## [REQUEST]
Below are some entries. Copy each line that holds the string "suited".

┌──

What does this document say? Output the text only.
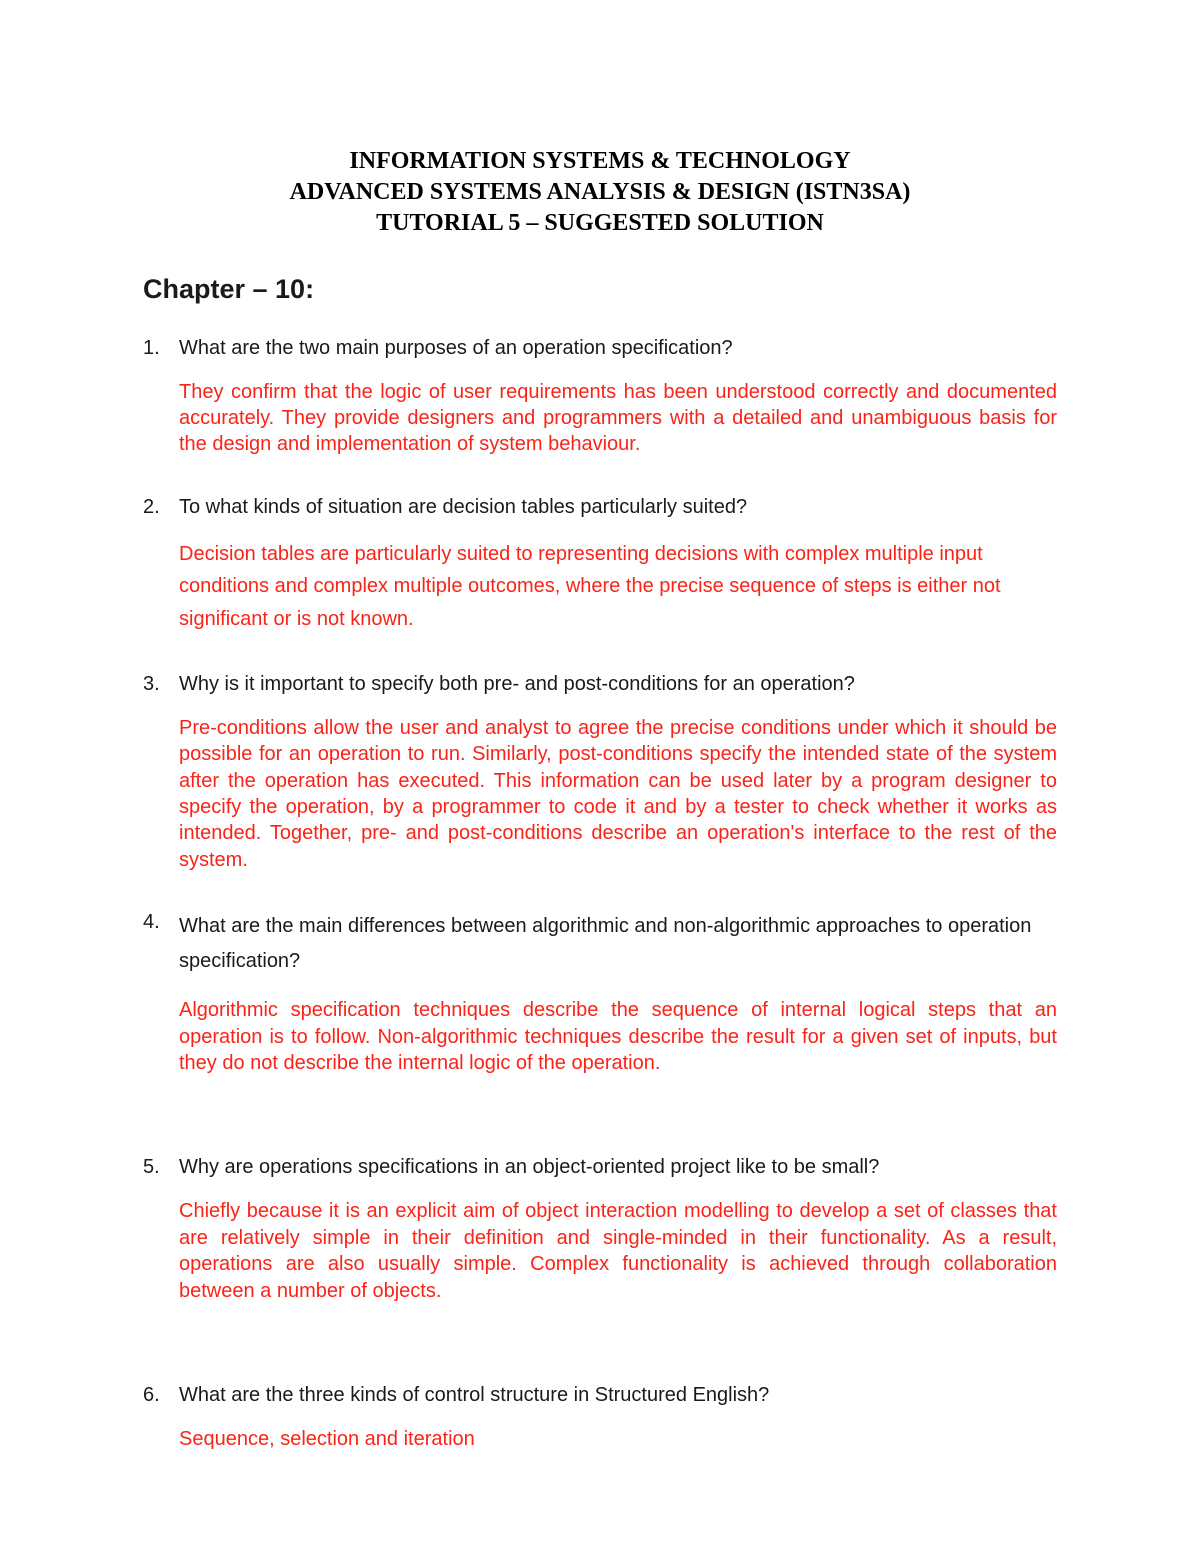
INFORMATION SYSTEMS & TECHNOLOGY
ADVANCED SYSTEMS ANALYSIS & DESIGN (ISTN3SA)
TUTORIAL 5 – SUGGESTED SOLUTION
Chapter – 10:
1. What are the two main purposes of an operation specification?

They confirm that the logic of user requirements has been understood correctly and documented accurately. They provide designers and programmers with a detailed and unambiguous basis for the design and implementation of system behaviour.

2. To what kinds of situation are decision tables particularly suited?

Decision tables are particularly suited to representing decisions with complex multiple input conditions and complex multiple outcomes, where the precise sequence of steps is either not significant or is not known.

3. Why is it important to specify both pre- and post-conditions for an operation?

Pre-conditions allow the user and analyst to agree the precise conditions under which it should be possible for an operation to run. Similarly, post-conditions specify the intended state of the system after the operation has executed. This information can be used later by a program designer to specify the operation, by a programmer to code it and by a tester to check whether it works as intended. Together, pre- and post-conditions describe an operation's interface to the rest of the system.

4. What are the main differences between algorithmic and non-algorithmic approaches to operation specification?

Algorithmic specification techniques describe the sequence of internal logical steps that an operation is to follow. Non-algorithmic techniques describe the result for a given set of inputs, but they do not describe the internal logic of the operation.

5. Why are operations specifications in an object-oriented project like to be small?

Chiefly because it is an explicit aim of object interaction modelling to develop a set of classes that are relatively simple in their definition and single-minded in their functionality. As a result, operations are also usually simple. Complex functionality is achieved through collaboration between a number of objects.

6. What are the three kinds of control structure in Structured English?

Sequence, selection and iteration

└──

## [FINAL ANSWER]
2. To what kinds of situation are decision tables particularly suited?
Decision tables are particularly suited to representing decisions with complex multiple input conditions and complex multiple outcomes, where the precise sequence of steps is either not significant or is not known.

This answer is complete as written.